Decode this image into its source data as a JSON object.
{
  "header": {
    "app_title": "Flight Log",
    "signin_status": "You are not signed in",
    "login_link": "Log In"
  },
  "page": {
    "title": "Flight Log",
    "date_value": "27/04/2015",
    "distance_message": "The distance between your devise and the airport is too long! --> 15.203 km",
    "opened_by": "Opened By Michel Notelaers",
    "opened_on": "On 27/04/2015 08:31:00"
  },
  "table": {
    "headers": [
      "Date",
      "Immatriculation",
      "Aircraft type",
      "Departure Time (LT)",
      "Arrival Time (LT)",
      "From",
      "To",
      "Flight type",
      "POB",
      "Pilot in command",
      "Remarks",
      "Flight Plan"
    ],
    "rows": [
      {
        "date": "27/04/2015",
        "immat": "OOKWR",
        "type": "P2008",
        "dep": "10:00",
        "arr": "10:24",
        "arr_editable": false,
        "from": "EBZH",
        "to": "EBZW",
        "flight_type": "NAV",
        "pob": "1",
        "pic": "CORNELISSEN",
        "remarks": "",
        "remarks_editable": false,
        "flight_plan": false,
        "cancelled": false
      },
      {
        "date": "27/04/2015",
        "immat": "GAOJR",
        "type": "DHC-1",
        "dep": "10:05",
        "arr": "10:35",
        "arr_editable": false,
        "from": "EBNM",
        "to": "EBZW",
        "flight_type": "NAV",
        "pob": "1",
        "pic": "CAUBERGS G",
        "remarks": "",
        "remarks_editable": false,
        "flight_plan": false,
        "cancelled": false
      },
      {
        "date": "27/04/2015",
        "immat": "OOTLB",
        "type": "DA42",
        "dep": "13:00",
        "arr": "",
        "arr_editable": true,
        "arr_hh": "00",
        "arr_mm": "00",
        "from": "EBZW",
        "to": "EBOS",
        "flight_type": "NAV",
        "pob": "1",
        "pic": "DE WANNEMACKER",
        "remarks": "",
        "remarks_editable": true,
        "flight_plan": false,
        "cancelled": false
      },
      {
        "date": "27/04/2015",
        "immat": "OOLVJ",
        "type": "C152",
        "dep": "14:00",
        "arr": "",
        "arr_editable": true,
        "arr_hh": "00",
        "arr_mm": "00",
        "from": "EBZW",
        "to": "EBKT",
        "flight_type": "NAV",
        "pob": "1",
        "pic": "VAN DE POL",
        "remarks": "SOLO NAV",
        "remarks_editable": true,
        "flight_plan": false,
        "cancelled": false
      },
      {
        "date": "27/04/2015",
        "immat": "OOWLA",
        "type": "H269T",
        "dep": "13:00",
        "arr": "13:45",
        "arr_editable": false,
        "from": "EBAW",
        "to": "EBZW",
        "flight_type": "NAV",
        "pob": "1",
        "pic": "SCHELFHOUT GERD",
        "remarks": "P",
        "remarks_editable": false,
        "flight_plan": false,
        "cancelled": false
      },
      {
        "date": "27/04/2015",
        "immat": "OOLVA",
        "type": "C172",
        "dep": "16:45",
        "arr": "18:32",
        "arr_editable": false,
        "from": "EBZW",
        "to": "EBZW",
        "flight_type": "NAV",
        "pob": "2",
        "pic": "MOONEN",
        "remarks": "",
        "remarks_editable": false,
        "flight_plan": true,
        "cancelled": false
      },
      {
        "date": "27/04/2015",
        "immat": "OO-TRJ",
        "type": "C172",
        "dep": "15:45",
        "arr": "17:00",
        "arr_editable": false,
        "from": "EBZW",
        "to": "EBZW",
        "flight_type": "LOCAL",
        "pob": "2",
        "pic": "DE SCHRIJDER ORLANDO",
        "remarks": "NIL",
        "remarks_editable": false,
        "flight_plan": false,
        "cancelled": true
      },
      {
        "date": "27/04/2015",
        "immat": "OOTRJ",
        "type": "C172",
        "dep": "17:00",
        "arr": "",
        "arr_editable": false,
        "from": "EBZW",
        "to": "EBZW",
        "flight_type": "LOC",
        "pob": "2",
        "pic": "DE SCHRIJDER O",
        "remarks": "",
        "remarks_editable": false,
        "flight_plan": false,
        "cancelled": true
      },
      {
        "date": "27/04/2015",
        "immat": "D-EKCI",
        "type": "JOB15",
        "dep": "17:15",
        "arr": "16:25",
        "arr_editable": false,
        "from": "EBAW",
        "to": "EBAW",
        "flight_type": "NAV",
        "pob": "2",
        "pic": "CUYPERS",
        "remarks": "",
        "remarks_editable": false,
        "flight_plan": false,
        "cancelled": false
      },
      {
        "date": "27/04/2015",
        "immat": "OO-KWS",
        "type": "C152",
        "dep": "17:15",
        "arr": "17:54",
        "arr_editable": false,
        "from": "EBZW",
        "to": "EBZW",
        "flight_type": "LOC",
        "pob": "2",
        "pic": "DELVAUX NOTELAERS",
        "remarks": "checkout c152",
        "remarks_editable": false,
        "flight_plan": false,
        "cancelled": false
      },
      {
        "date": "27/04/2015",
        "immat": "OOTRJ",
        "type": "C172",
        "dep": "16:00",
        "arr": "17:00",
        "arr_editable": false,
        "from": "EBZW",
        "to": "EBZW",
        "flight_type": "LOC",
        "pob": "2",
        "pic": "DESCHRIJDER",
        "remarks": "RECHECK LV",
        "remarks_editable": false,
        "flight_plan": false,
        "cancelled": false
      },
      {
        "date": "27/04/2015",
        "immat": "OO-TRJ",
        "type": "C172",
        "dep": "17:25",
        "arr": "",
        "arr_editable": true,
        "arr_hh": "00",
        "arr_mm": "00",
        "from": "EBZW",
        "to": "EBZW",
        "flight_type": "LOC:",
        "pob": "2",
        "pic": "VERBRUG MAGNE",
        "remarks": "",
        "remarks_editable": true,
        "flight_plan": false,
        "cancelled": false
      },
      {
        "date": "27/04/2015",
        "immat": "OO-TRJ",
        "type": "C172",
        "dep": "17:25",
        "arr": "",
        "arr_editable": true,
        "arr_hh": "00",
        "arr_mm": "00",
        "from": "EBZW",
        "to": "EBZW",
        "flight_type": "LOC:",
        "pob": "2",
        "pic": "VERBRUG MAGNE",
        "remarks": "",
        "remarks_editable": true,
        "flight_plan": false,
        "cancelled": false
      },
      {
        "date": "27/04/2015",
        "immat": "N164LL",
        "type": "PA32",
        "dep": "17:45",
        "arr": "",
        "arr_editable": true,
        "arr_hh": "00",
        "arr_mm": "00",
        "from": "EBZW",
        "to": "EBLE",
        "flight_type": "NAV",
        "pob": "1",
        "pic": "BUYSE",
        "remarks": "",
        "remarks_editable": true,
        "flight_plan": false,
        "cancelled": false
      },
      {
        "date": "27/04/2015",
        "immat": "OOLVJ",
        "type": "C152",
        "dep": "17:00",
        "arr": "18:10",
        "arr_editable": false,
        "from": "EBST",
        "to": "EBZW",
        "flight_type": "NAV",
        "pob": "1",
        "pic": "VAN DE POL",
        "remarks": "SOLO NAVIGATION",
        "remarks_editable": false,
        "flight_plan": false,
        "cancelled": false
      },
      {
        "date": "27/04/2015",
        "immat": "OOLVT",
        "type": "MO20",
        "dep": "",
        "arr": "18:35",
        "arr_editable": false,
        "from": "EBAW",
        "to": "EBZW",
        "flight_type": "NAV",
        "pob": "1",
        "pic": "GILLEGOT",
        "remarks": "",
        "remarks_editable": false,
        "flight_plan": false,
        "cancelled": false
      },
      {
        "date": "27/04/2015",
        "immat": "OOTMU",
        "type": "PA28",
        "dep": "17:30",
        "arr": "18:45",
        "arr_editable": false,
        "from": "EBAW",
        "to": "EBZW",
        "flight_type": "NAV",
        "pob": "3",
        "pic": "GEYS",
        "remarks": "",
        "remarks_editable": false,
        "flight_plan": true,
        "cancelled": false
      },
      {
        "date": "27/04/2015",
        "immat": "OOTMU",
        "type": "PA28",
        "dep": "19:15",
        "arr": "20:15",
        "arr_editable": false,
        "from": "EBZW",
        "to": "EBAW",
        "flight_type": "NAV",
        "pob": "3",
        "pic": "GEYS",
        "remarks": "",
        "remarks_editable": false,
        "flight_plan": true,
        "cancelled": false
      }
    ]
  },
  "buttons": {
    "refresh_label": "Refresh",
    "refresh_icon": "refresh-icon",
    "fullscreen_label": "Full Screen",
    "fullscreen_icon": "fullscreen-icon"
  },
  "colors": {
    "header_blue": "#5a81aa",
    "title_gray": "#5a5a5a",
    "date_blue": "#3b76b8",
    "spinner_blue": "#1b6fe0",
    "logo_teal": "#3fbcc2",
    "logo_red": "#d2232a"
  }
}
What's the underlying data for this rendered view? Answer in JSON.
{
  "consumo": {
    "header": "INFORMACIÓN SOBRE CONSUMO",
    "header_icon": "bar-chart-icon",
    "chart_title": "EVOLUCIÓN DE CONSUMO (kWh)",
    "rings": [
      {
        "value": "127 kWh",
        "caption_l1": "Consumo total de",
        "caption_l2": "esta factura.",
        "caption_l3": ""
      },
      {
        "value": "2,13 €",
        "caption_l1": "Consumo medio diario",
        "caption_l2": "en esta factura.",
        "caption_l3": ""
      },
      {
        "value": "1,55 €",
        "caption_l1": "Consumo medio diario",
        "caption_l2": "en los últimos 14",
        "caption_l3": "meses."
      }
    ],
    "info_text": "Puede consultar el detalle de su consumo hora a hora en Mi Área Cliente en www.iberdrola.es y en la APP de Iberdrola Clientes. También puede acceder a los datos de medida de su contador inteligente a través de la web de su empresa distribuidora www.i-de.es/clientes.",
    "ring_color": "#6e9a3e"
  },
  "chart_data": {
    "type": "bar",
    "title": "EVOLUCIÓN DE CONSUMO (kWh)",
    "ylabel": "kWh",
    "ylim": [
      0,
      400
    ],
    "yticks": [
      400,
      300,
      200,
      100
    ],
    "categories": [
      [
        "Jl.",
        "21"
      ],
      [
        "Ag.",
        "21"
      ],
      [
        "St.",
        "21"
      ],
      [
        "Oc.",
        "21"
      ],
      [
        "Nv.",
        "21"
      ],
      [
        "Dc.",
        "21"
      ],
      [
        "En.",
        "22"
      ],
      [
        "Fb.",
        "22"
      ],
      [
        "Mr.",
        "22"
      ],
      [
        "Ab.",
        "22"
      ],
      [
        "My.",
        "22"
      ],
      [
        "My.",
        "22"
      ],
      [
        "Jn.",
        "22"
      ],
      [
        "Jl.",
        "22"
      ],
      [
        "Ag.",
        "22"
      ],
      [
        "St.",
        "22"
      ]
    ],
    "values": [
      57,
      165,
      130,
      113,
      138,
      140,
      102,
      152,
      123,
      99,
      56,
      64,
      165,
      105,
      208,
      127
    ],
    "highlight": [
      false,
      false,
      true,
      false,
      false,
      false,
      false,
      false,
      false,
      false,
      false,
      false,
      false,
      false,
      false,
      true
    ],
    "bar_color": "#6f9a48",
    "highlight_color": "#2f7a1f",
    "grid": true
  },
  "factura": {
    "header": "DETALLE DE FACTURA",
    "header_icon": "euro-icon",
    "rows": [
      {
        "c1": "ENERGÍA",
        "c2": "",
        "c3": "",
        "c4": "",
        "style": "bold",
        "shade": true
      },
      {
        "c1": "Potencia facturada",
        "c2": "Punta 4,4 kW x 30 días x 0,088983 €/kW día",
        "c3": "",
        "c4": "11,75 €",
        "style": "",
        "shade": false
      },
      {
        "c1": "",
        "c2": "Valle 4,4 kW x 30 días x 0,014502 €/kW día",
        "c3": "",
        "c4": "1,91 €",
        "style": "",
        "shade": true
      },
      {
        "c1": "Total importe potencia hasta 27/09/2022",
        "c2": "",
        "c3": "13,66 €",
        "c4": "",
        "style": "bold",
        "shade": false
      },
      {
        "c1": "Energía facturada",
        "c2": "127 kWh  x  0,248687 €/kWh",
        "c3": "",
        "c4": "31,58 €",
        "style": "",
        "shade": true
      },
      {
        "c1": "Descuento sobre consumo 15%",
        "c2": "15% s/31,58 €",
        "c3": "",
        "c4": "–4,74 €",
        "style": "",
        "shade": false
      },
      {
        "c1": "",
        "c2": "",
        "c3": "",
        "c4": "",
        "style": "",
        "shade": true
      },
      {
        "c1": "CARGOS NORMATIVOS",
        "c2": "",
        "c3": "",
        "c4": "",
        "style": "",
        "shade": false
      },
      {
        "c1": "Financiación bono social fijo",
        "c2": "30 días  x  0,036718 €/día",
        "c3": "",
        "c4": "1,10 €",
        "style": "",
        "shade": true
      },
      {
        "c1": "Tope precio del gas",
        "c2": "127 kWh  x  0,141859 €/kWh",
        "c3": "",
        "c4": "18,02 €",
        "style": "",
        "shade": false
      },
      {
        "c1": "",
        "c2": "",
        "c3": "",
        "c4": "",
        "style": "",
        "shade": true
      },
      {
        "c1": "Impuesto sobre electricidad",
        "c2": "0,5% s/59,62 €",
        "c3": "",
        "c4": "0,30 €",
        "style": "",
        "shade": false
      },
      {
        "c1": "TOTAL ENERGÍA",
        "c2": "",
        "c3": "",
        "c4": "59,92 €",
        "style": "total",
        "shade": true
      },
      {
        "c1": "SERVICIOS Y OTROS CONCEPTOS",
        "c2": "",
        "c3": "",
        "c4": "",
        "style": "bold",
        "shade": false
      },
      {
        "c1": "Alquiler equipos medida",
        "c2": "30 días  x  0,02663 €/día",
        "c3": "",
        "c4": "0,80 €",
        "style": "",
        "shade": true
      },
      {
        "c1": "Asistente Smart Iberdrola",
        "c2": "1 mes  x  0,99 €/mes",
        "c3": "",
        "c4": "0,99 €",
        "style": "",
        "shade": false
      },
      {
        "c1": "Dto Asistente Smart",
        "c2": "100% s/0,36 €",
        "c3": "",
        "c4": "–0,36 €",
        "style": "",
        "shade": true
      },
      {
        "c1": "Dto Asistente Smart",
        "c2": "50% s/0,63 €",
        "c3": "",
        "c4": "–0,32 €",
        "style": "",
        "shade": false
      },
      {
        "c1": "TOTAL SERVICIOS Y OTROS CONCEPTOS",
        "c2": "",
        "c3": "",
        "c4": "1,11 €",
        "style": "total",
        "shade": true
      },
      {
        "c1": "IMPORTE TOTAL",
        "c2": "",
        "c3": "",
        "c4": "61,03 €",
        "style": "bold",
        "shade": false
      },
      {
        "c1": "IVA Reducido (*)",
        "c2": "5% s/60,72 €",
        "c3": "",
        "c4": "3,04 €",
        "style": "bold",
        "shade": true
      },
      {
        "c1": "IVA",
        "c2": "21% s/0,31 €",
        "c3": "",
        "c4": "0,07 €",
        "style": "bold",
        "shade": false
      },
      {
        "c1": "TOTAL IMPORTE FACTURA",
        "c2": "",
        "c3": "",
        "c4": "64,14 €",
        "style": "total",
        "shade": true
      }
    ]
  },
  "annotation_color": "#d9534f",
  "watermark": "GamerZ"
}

→ **REQUIRED TASK**
Write out every line of the data that holds the word "medida".

→ **RESULT OF THE TASK**
    "info_text": "Puede consultar el detalle de su consumo hora a hora en Mi Área Cliente en www.iberdrola.es y en la APP de Iberdrola Clientes. También puede acceder a los datos de medida de su contador inteligente a través de la web de su empresa distribuidora www.i-de.es/clientes.",
        "c1": "Alquiler equipos medida",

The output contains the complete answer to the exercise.